Instruction -
Copy out all lines that hold "least".

Listed entries -
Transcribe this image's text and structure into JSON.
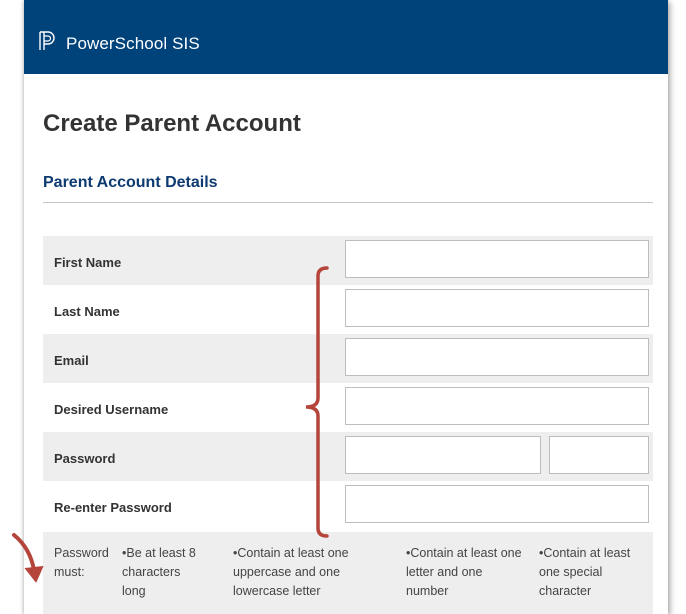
{
  "app": {
    "brand": "PowerSchool SIS"
  },
  "page": {
    "title": "Create Parent Account",
    "section_title": "Parent Account Details"
  },
  "form": {
    "fields": [
      {
        "label": "First Name",
        "value": ""
      },
      {
        "label": "Last Name",
        "value": ""
      },
      {
        "label": "Email",
        "value": ""
      },
      {
        "label": "Desired Username",
        "value": ""
      },
      {
        "label": "Password",
        "value": ""
      },
      {
        "label": "Re-enter Password",
        "value": ""
      }
    ]
  },
  "password_rules": {
    "lead": "Password must:",
    "rules": [
      "•Be at least 8 characters long",
      "•Contain at least one uppercase and one lowercase letter",
      "•Contain at least one letter and one number",
      "•Contain at least one special character"
    ]
  },
  "colors": {
    "header_bg": "#00427a",
    "section_title": "#0d3a70",
    "row_shade": "#eeeeee",
    "annotation": "#b5443b"
  }
}
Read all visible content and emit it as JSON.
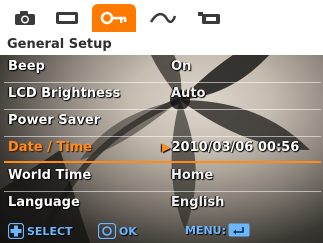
{
  "menu": {
    "tabs": [
      {
        "icon": "camera-icon",
        "active": false
      },
      {
        "icon": "video-camera-icon",
        "active": false
      },
      {
        "icon": "setup-key-icon",
        "active": true
      },
      {
        "icon": "connection-icon",
        "active": false
      },
      {
        "icon": "print-icon",
        "active": false
      }
    ],
    "section_title": "General Setup",
    "items": [
      {
        "label": "Beep",
        "value": "On"
      },
      {
        "label": "LCD Brightness",
        "value": "Auto"
      },
      {
        "label": "Power Saver",
        "value": ""
      },
      {
        "label": "Date / Time",
        "value": "2010/03/06 00:56",
        "selected": true
      },
      {
        "label": "World Time",
        "value": "Home"
      },
      {
        "label": "Language",
        "value": "English"
      }
    ]
  },
  "footer": {
    "select_label": "SELECT",
    "ok_label": "OK",
    "menu_label": "MENU:"
  },
  "colors": {
    "accent": "#ff7a00",
    "header_bg": "#ffffff",
    "footer_text": "#6ab6ff"
  }
}
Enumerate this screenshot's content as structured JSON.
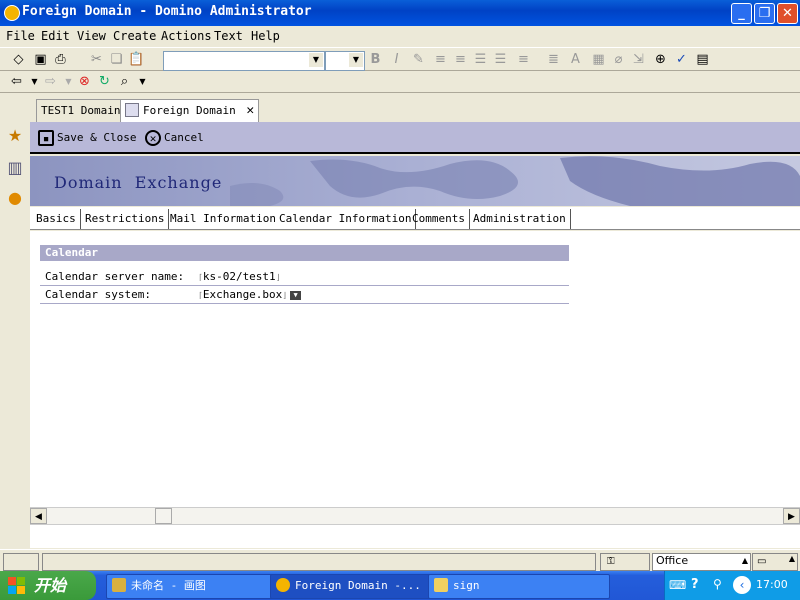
{
  "window": {
    "title": "Foreign Domain - Domino Administrator"
  },
  "menu": [
    "File",
    "Edit",
    "View",
    "Create",
    "Actions",
    "Text",
    "Help"
  ],
  "window_tabs": [
    "TEST1 Domain",
    "Foreign Domain"
  ],
  "actions": {
    "save_close": "Save & Close",
    "cancel": "Cancel"
  },
  "banner": {
    "title": "Domain  Exchange"
  },
  "doc_tabs": [
    "Basics",
    "Restrictions",
    "Mail Information",
    "Calendar Information",
    "Comments",
    "Administration"
  ],
  "active_doc_tab": "Calendar Information",
  "section": {
    "title": "Calendar",
    "fields": [
      {
        "label": "Calendar server name:",
        "value": "ks-02/test1"
      },
      {
        "label": "Calendar system:",
        "value": "Exchange.box"
      }
    ]
  },
  "status": {
    "location": "Office"
  },
  "taskbar": {
    "start": "开始",
    "tasks": [
      "未命名 - 画图",
      "Foreign Domain -...",
      "sign"
    ],
    "clock": "17:00"
  },
  "colors": {
    "titlebar": "#0042c5",
    "action_bar": "#b8b8d8",
    "section_header": "#a8a8c8",
    "taskbar": "#245edb"
  }
}
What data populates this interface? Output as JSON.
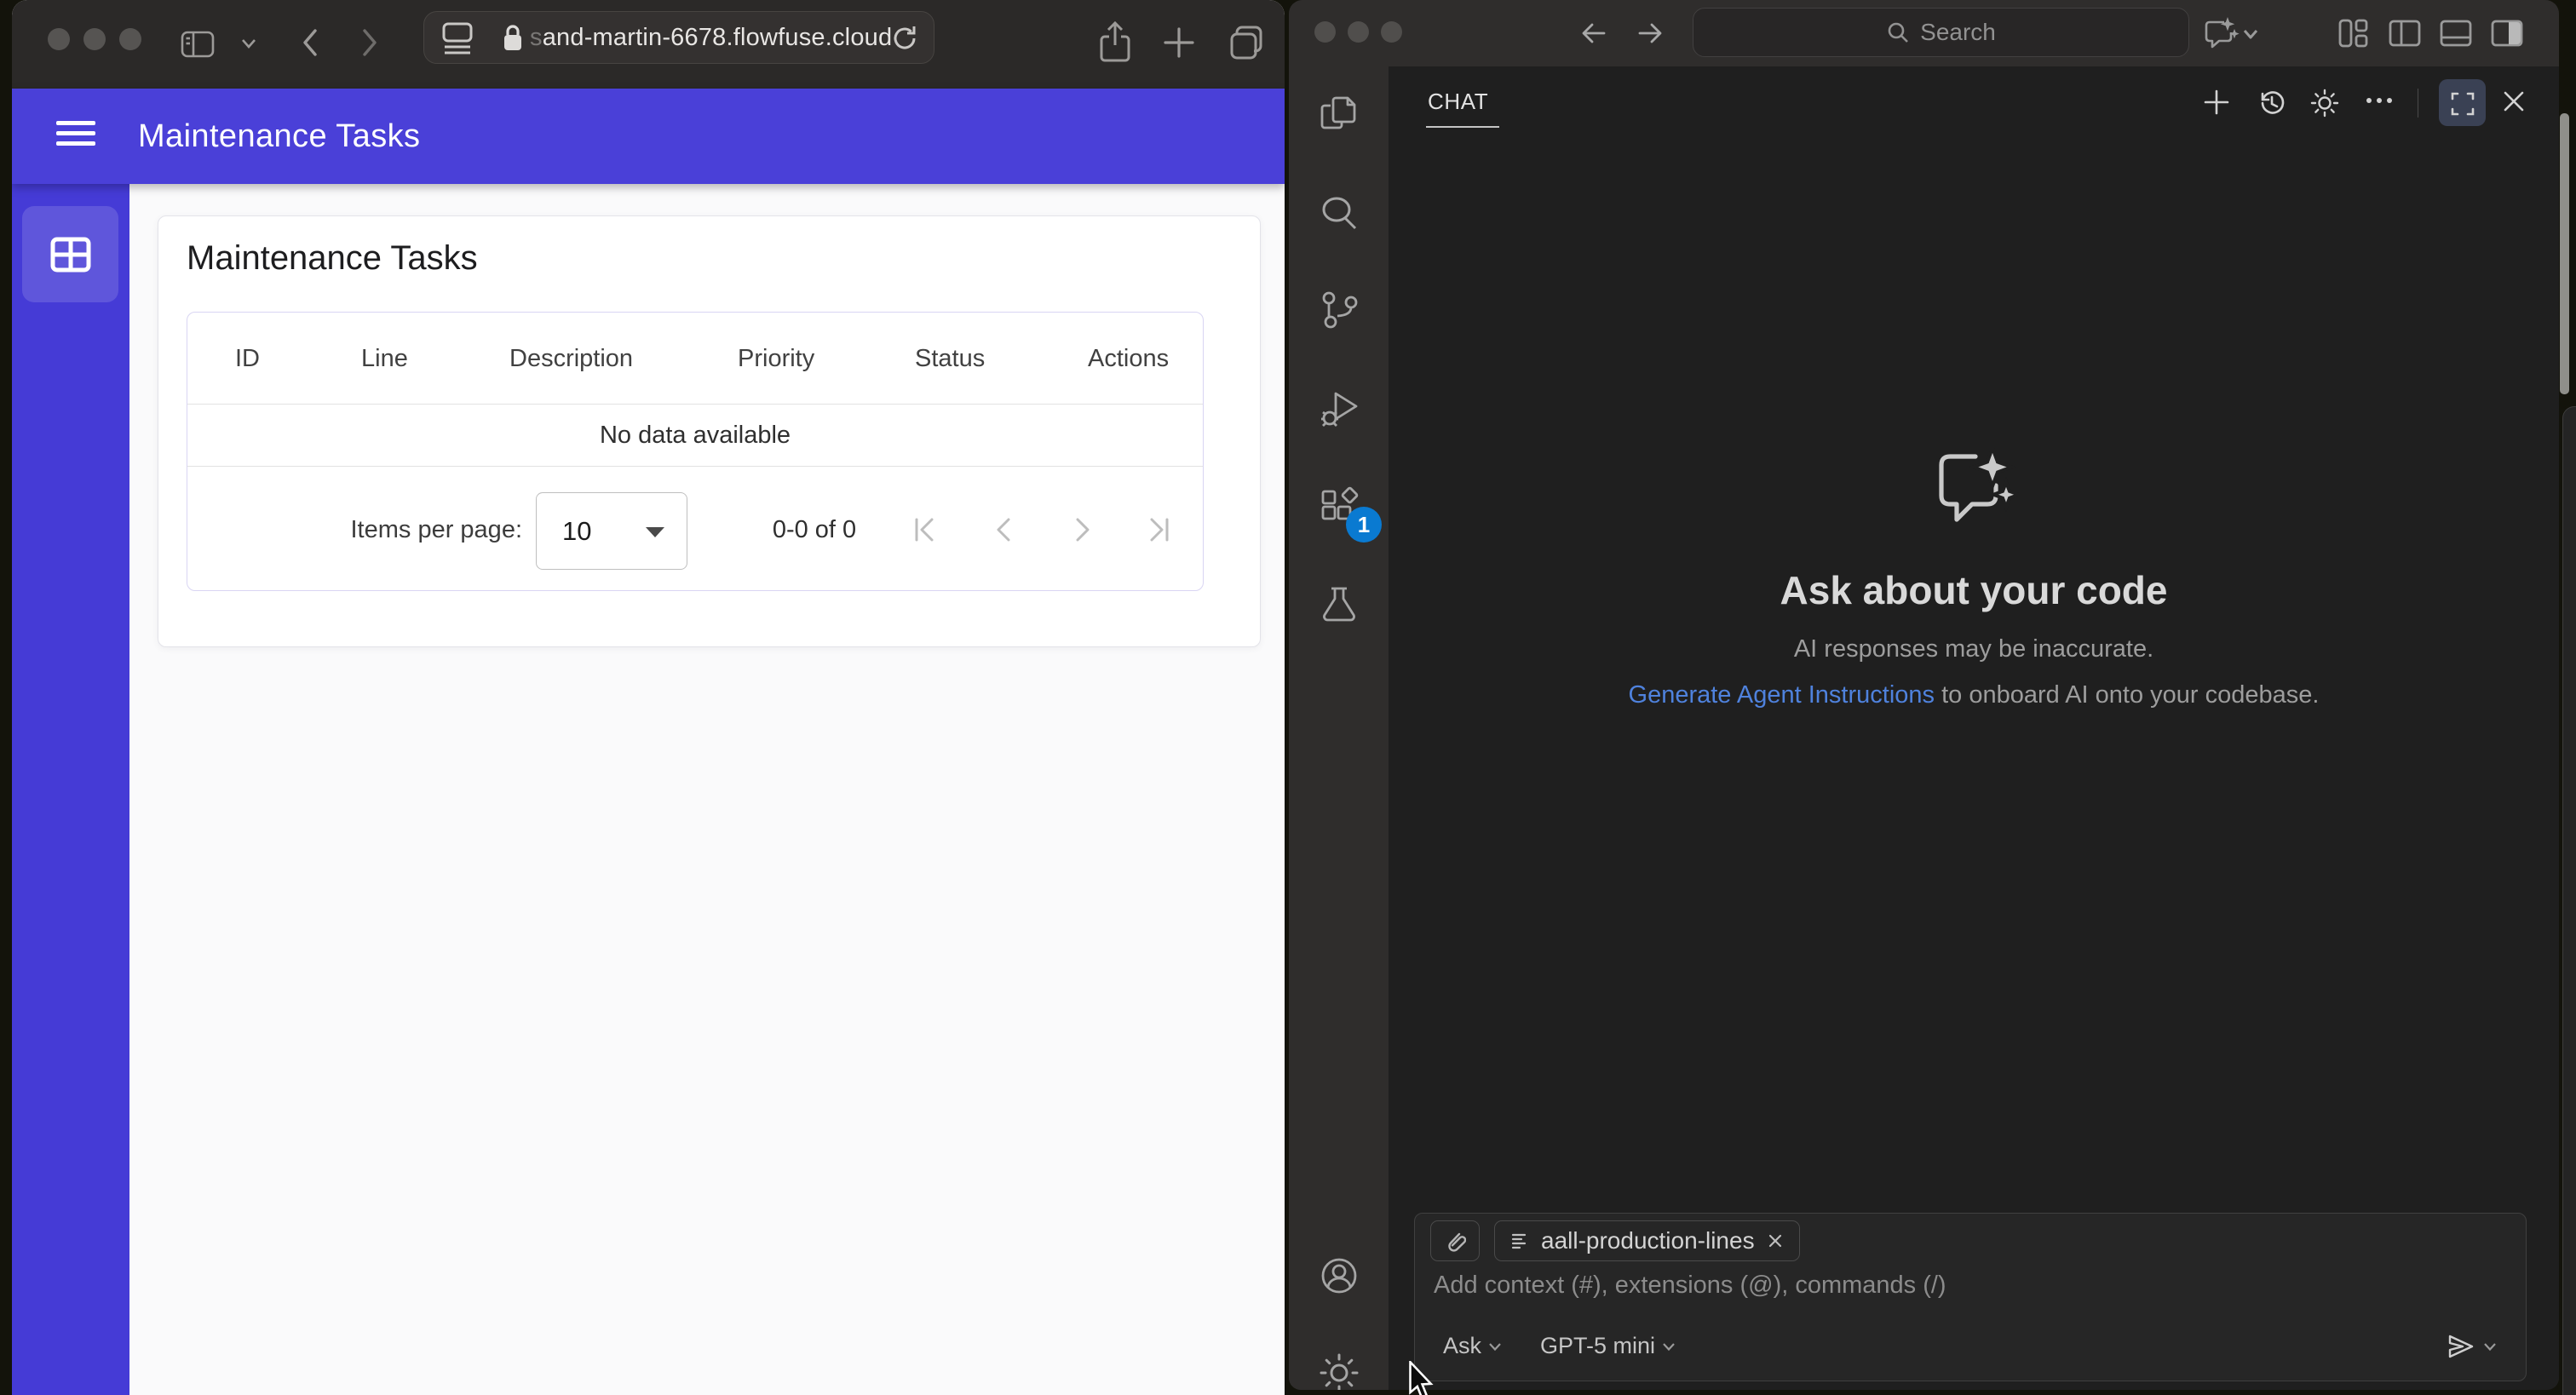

Complete answer -
      "•Be at least 8 characters long",
      "•Contain at least one uppercase and one lowercase letter",
      "•Contain at least one letter and one number",
      "•Contain at least one special character"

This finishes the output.